**TASK INSTRUCTIONS**
From the entries that follow, list every line in which the string "color" appears.

+ + + + +

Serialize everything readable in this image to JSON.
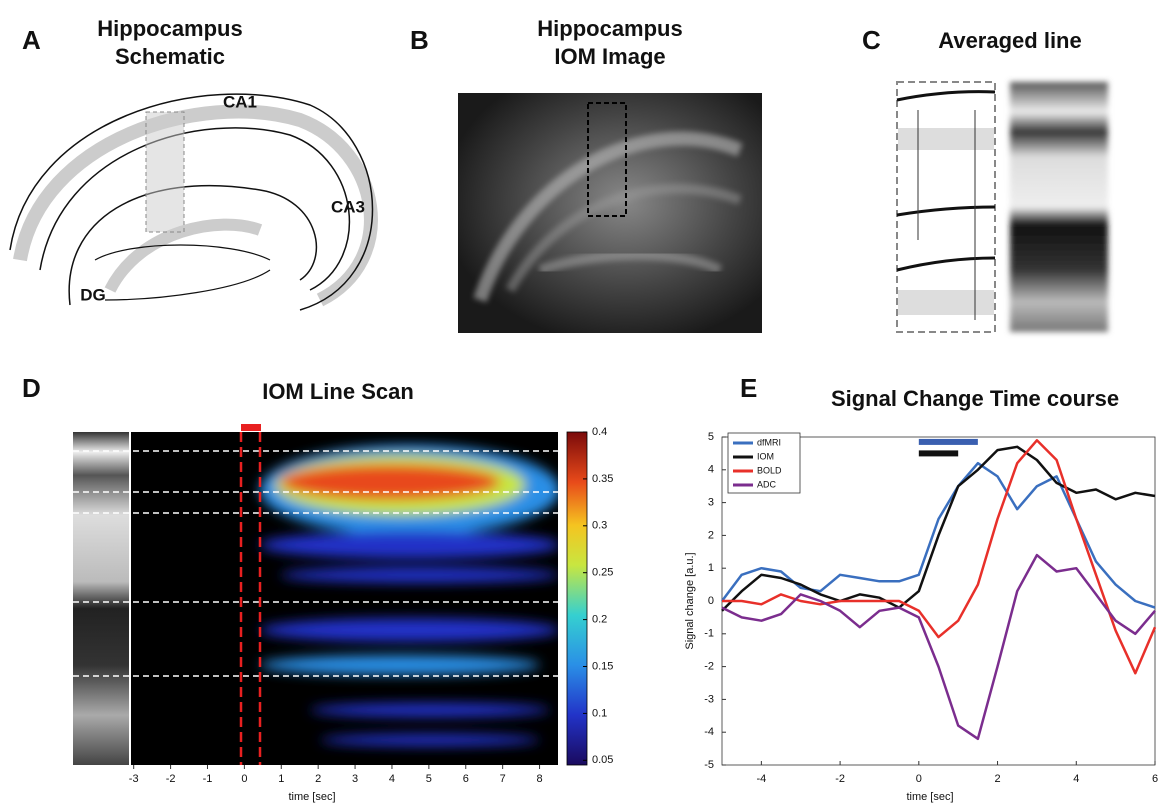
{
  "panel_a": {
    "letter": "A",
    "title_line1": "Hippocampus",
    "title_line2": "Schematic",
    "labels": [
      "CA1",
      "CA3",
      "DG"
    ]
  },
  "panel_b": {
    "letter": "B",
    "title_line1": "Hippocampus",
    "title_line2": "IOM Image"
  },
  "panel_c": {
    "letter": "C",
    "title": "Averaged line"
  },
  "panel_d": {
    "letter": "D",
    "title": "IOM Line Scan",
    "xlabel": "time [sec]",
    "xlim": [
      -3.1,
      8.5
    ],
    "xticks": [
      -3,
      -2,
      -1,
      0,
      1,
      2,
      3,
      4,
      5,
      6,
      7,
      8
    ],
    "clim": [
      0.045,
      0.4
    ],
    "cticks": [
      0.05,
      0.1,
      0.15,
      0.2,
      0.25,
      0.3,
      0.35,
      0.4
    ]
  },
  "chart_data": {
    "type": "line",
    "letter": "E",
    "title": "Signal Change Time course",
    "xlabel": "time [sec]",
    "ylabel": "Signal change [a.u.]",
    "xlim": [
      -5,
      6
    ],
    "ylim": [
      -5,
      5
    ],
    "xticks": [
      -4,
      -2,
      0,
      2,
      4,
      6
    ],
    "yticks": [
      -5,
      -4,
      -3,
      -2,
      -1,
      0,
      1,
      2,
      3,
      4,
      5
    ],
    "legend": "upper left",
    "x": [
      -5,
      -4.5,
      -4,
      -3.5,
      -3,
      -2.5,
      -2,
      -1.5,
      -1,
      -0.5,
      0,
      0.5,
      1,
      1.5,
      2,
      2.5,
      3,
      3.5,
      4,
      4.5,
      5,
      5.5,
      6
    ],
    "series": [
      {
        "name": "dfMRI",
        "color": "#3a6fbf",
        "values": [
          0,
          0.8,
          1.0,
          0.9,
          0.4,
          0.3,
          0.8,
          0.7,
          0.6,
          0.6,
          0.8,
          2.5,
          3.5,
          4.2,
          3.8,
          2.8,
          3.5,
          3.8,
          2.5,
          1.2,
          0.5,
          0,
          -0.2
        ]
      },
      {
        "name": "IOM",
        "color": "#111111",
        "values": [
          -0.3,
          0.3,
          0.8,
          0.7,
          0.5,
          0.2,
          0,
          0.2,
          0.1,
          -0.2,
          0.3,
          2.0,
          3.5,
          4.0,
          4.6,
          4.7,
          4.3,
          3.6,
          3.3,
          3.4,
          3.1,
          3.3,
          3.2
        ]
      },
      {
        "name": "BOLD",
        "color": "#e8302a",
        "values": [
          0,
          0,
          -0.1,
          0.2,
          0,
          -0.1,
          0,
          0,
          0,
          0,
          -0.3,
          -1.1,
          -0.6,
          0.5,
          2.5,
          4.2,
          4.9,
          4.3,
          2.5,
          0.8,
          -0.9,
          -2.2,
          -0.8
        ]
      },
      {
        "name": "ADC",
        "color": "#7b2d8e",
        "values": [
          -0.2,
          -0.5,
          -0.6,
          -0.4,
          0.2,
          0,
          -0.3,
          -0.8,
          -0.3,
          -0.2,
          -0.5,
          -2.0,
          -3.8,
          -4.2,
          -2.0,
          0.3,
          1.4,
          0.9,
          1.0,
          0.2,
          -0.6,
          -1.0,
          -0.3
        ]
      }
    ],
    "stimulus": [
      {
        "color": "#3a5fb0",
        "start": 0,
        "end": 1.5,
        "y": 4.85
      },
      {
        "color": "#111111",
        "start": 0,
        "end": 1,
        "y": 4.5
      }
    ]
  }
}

+ + + + +

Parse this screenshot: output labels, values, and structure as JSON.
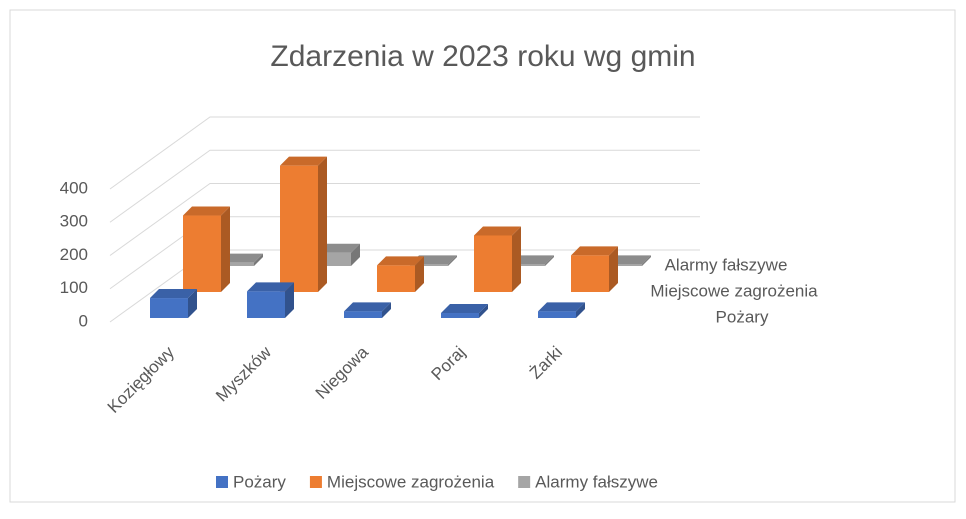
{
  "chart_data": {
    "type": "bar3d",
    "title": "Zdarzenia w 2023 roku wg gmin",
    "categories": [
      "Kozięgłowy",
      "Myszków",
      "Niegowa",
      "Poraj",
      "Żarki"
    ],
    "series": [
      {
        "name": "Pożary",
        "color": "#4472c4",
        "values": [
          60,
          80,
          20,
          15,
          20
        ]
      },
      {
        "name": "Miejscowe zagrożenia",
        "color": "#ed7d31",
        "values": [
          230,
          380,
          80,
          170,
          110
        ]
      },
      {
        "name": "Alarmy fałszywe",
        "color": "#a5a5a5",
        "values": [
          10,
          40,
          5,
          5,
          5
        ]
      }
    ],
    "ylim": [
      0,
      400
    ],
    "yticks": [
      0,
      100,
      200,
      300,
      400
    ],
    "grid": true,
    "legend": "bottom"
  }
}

+ + + + +

**RESULT FOR THIS TASK**
        "color": "#3a6fbf",
        "color": "#111111",
        "color": "#e8302a",
        "color": "#7b2d8e",
        "color": "#3a5fb0",
        "color": "#111111",
        "color": "#4472c4",
        "color": "#ed7d31",
        "color": "#a5a5a5",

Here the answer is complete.